**DIRECTION**
Are you able to retype all the records below exactly?
++++ EXTRACTED DATA ++++
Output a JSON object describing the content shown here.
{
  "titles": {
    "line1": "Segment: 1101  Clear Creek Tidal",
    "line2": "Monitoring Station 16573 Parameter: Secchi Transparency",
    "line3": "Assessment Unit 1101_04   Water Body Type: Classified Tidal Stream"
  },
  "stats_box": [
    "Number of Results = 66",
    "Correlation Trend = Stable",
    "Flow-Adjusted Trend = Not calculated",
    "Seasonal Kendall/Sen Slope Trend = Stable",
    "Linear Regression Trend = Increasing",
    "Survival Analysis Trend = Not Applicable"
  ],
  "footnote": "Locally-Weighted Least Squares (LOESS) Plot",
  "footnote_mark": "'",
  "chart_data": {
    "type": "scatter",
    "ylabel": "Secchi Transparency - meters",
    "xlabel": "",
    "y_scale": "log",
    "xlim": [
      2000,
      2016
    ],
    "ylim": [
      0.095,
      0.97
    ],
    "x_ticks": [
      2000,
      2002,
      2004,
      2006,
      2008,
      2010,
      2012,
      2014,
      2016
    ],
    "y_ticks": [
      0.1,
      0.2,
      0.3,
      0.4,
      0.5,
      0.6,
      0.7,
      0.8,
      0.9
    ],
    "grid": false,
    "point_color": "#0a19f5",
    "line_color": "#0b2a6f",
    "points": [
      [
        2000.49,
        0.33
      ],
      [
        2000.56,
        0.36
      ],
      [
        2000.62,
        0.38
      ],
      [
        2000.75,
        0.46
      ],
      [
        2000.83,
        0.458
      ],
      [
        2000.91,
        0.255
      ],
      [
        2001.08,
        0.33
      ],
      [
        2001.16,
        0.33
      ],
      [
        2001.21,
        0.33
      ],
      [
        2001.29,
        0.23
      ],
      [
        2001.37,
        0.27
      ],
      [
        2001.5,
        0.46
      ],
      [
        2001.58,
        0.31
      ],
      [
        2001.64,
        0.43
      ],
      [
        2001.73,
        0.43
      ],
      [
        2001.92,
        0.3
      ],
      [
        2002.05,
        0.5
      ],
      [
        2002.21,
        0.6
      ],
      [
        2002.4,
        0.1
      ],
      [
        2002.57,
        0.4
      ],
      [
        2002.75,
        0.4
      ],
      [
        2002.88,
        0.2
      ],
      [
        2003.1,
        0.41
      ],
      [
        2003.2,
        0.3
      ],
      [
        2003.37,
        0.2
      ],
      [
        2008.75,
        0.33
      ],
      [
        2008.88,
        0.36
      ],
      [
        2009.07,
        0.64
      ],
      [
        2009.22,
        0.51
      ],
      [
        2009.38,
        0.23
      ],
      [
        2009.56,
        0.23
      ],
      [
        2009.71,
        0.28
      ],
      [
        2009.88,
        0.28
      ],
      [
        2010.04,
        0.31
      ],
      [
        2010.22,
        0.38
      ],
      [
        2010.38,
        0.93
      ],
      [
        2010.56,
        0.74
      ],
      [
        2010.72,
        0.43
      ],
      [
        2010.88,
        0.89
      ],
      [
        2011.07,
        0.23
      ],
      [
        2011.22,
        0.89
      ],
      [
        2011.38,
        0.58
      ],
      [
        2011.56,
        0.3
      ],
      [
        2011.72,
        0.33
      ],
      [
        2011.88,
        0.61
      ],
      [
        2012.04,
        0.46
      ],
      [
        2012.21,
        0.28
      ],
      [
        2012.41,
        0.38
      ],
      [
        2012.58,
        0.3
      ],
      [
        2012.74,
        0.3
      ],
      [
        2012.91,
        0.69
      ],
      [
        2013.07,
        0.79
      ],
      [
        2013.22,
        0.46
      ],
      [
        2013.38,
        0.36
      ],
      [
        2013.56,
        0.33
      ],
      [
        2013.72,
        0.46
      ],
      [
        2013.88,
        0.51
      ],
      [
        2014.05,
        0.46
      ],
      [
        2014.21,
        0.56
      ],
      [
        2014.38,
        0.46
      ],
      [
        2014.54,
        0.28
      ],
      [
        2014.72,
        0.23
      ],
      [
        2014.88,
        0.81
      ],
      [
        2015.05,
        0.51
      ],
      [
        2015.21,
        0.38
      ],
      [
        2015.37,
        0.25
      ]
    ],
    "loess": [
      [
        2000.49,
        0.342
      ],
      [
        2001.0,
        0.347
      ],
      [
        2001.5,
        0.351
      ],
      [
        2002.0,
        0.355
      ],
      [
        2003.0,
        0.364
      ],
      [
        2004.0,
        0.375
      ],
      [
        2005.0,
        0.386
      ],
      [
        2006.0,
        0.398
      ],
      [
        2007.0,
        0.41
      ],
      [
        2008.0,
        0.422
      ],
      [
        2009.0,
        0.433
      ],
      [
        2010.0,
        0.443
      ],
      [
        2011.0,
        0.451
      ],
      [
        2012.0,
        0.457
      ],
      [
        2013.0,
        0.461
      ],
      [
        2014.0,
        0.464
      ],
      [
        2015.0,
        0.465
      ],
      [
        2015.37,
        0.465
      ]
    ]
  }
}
++++
**ANSWER TO THIS PROBLEM**
Output a JSON object describing the content shown here.
{
  "titles": {
    "line1": "Segment: 1101  Clear Creek Tidal",
    "line2": "Monitoring Station 16573 Parameter: Secchi Transparency",
    "line3": "Assessment Unit 1101_04   Water Body Type: Classified Tidal Stream"
  },
  "stats_box": [
    "Number of Results = 66",
    "Correlation Trend = Stable",
    "Flow-Adjusted Trend = Not calculated",
    "Seasonal Kendall/Sen Slope Trend = Stable",
    "Linear Regression Trend = Increasing",
    "Survival Analysis Trend = Not Applicable"
  ],
  "footnote": "Locally-Weighted Least Squares (LOESS) Plot",
  "footnote_mark": "'",
  "chart_data": {
    "type": "scatter",
    "ylabel": "Secchi Transparency - meters",
    "xlabel": "",
    "y_scale": "log",
    "xlim": [
      2000,
      2016
    ],
    "ylim": [
      0.095,
      0.97
    ],
    "x_ticks": [
      2000,
      2002,
      2004,
      2006,
      2008,
      2010,
      2012,
      2014,
      2016
    ],
    "y_ticks": [
      0.1,
      0.2,
      0.3,
      0.4,
      0.5,
      0.6,
      0.7,
      0.8,
      0.9
    ],
    "grid": false,
    "point_color": "#0a19f5",
    "line_color": "#0b2a6f",
    "points": [
      [
        2000.49,
        0.33
      ],
      [
        2000.56,
        0.36
      ],
      [
        2000.62,
        0.38
      ],
      [
        2000.75,
        0.46
      ],
      [
        2000.83,
        0.458
      ],
      [
        2000.91,
        0.255
      ],
      [
        2001.08,
        0.33
      ],
      [
        2001.16,
        0.33
      ],
      [
        2001.21,
        0.33
      ],
      [
        2001.29,
        0.23
      ],
      [
        2001.37,
        0.27
      ],
      [
        2001.5,
        0.46
      ],
      [
        2001.58,
        0.31
      ],
      [
        2001.64,
        0.43
      ],
      [
        2001.73,
        0.43
      ],
      [
        2001.92,
        0.3
      ],
      [
        2002.05,
        0.5
      ],
      [
        2002.21,
        0.6
      ],
      [
        2002.4,
        0.1
      ],
      [
        2002.57,
        0.4
      ],
      [
        2002.75,
        0.4
      ],
      [
        2002.88,
        0.2
      ],
      [
        2003.1,
        0.41
      ],
      [
        2003.2,
        0.3
      ],
      [
        2003.37,
        0.2
      ],
      [
        2008.75,
        0.33
      ],
      [
        2008.88,
        0.36
      ],
      [
        2009.07,
        0.64
      ],
      [
        2009.22,
        0.51
      ],
      [
        2009.38,
        0.23
      ],
      [
        2009.56,
        0.23
      ],
      [
        2009.71,
        0.28
      ],
      [
        2009.88,
        0.28
      ],
      [
        2010.04,
        0.31
      ],
      [
        2010.22,
        0.38
      ],
      [
        2010.38,
        0.93
      ],
      [
        2010.56,
        0.74
      ],
      [
        2010.72,
        0.43
      ],
      [
        2010.88,
        0.89
      ],
      [
        2011.07,
        0.23
      ],
      [
        2011.22,
        0.89
      ],
      [
        2011.38,
        0.58
      ],
      [
        2011.56,
        0.3
      ],
      [
        2011.72,
        0.33
      ],
      [
        2011.88,
        0.61
      ],
      [
        2012.04,
        0.46
      ],
      [
        2012.21,
        0.28
      ],
      [
        2012.41,
        0.38
      ],
      [
        2012.58,
        0.3
      ],
      [
        2012.74,
        0.3
      ],
      [
        2012.91,
        0.69
      ],
      [
        2013.07,
        0.79
      ],
      [
        2013.22,
        0.46
      ],
      [
        2013.38,
        0.36
      ],
      [
        2013.56,
        0.33
      ],
      [
        2013.72,
        0.46
      ],
      [
        2013.88,
        0.51
      ],
      [
        2014.05,
        0.46
      ],
      [
        2014.21,
        0.56
      ],
      [
        2014.38,
        0.46
      ],
      [
        2014.54,
        0.28
      ],
      [
        2014.72,
        0.23
      ],
      [
        2014.88,
        0.81
      ],
      [
        2015.05,
        0.51
      ],
      [
        2015.21,
        0.38
      ],
      [
        2015.37,
        0.25
      ]
    ],
    "loess": [
      [
        2000.49,
        0.342
      ],
      [
        2001.0,
        0.347
      ],
      [
        2001.5,
        0.351
      ],
      [
        2002.0,
        0.355
      ],
      [
        2003.0,
        0.364
      ],
      [
        2004.0,
        0.375
      ],
      [
        2005.0,
        0.386
      ],
      [
        2006.0,
        0.398
      ],
      [
        2007.0,
        0.41
      ],
      [
        2008.0,
        0.422
      ],
      [
        2009.0,
        0.433
      ],
      [
        2010.0,
        0.443
      ],
      [
        2011.0,
        0.451
      ],
      [
        2012.0,
        0.457
      ],
      [
        2013.0,
        0.461
      ],
      [
        2014.0,
        0.464
      ],
      [
        2015.0,
        0.465
      ],
      [
        2015.37,
        0.465
      ]
    ]
  }
}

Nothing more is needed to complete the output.